## Brief
Look for the string "into" and copy every line that has it.

## Supplied information
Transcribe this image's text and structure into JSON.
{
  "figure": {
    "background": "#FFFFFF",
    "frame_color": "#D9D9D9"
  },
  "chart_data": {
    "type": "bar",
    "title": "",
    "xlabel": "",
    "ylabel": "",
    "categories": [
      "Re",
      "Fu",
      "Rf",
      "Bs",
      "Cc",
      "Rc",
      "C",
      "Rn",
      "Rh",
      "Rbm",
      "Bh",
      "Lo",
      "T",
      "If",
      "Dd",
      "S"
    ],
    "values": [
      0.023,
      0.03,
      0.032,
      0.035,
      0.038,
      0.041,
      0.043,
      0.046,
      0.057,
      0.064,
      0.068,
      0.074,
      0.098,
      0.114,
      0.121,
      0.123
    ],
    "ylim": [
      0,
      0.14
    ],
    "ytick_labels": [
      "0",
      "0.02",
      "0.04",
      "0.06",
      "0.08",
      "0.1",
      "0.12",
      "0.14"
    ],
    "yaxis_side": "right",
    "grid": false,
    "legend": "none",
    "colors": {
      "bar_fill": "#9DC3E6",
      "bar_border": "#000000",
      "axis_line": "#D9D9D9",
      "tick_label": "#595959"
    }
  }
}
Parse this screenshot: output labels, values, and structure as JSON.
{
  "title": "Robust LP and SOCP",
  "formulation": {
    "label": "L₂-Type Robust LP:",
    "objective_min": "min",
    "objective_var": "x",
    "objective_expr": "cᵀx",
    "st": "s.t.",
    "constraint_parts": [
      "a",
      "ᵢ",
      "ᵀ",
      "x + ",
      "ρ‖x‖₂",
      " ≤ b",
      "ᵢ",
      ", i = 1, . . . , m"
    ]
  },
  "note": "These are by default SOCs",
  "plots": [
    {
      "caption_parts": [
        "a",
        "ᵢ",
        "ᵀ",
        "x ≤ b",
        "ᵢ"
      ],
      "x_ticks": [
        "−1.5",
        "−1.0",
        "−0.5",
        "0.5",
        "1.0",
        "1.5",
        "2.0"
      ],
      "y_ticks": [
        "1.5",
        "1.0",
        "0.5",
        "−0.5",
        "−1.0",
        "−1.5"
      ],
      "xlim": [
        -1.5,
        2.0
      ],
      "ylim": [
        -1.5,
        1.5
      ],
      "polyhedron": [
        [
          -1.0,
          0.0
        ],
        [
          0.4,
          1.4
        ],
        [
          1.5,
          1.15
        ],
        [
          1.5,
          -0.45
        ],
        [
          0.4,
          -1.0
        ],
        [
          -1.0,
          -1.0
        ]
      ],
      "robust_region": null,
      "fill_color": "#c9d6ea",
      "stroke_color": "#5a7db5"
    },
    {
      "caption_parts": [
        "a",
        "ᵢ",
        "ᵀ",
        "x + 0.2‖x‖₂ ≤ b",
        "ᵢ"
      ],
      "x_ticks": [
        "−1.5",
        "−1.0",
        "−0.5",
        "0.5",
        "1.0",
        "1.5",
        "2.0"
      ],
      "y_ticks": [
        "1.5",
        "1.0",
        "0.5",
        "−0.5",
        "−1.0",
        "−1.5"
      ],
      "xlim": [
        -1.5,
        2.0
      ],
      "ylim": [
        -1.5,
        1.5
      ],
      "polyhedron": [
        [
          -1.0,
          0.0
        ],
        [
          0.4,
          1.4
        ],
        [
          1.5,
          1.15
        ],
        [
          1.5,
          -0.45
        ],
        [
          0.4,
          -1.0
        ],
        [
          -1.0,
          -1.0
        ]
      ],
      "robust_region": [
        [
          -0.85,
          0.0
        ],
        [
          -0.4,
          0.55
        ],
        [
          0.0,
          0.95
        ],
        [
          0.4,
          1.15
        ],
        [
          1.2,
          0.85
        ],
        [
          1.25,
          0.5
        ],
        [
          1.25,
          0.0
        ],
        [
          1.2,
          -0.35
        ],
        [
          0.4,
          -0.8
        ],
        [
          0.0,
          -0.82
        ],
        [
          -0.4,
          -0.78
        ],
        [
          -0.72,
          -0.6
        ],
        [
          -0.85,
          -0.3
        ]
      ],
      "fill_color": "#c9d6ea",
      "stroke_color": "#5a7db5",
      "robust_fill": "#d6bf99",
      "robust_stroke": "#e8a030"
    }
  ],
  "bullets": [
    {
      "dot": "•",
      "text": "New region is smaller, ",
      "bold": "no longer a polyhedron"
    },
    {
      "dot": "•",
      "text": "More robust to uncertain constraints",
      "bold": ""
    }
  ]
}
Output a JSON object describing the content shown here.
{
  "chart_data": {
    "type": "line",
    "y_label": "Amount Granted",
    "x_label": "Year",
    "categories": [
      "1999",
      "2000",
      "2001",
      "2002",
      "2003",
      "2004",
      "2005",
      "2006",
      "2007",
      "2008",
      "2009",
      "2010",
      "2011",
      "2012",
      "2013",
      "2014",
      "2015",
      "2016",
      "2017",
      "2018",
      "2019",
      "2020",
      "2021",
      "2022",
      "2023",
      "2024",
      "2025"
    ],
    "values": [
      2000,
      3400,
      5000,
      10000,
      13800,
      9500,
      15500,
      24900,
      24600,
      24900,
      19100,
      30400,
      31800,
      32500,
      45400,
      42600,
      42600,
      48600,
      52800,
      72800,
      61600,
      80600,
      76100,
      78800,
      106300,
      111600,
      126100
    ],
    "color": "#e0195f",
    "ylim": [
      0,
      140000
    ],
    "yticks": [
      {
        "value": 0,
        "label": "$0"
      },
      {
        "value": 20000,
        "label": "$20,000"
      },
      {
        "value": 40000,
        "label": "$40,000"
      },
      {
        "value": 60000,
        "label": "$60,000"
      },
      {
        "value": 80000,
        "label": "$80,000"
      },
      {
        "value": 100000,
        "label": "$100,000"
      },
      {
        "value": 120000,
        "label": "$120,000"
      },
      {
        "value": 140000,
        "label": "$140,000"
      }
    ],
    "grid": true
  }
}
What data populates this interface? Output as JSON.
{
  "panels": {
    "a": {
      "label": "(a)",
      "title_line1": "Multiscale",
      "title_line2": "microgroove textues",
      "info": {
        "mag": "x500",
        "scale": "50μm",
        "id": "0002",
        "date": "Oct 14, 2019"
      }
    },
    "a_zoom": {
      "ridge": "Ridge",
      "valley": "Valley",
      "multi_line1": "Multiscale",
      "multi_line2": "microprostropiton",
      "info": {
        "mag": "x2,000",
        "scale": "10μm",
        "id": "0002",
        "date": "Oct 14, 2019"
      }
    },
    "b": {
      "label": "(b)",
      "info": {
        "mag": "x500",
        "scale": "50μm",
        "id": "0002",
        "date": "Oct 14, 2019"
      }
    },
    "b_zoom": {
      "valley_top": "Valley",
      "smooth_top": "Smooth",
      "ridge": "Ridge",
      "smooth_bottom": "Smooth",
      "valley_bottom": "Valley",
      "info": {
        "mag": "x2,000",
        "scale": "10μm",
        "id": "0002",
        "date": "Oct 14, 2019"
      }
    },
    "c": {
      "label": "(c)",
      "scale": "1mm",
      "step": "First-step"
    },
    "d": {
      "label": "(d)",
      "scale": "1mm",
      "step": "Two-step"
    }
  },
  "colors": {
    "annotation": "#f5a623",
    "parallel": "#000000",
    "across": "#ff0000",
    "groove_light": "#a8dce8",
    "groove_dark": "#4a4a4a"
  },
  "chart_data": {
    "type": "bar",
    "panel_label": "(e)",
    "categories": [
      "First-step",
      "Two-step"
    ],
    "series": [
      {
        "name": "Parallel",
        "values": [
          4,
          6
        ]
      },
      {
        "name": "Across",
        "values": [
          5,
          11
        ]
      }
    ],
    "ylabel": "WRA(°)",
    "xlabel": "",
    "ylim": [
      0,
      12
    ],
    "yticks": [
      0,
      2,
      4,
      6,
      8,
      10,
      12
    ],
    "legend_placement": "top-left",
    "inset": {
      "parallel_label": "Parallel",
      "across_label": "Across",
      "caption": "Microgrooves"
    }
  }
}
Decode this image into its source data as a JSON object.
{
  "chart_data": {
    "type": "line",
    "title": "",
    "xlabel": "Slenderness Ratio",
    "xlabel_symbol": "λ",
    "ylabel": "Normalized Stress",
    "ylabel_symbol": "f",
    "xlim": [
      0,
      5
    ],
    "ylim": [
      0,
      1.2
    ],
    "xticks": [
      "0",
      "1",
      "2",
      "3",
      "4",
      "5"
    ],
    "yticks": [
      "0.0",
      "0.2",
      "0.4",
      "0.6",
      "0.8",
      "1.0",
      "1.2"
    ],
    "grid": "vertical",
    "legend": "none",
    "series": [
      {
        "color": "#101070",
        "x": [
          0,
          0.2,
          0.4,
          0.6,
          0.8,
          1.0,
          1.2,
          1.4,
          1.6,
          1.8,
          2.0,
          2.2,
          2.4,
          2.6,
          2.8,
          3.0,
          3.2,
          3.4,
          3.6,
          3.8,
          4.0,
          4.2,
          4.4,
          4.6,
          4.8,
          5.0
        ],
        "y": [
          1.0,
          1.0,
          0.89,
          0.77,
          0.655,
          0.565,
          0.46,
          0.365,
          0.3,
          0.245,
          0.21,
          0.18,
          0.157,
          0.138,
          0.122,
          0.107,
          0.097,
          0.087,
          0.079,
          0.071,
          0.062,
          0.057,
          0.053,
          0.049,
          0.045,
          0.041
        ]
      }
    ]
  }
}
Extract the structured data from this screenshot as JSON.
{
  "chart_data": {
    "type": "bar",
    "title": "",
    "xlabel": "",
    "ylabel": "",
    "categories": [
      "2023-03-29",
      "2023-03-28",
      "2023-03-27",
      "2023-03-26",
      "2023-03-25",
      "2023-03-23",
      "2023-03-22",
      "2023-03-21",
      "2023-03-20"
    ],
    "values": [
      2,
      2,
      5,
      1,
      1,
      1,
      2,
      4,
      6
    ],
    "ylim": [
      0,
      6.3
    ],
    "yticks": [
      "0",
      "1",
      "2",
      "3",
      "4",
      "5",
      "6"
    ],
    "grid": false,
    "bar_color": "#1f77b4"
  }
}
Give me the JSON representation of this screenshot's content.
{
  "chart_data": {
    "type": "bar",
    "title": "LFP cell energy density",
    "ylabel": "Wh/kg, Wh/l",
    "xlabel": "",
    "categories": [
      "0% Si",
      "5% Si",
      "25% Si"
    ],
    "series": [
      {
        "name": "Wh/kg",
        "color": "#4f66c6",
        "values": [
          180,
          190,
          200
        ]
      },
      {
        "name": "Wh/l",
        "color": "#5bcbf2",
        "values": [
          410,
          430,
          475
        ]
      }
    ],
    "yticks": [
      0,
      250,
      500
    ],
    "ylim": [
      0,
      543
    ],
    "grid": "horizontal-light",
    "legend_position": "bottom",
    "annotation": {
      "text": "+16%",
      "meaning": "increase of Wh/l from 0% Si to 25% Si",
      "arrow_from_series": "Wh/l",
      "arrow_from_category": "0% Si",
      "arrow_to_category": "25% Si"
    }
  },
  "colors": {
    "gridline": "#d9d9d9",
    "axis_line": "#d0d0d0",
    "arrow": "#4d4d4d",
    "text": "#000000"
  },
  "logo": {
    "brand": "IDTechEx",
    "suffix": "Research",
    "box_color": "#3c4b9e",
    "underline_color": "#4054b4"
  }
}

## Task result
Transcribe this image's text and structure into JSON.
Decode this image into its source data as a JSON object.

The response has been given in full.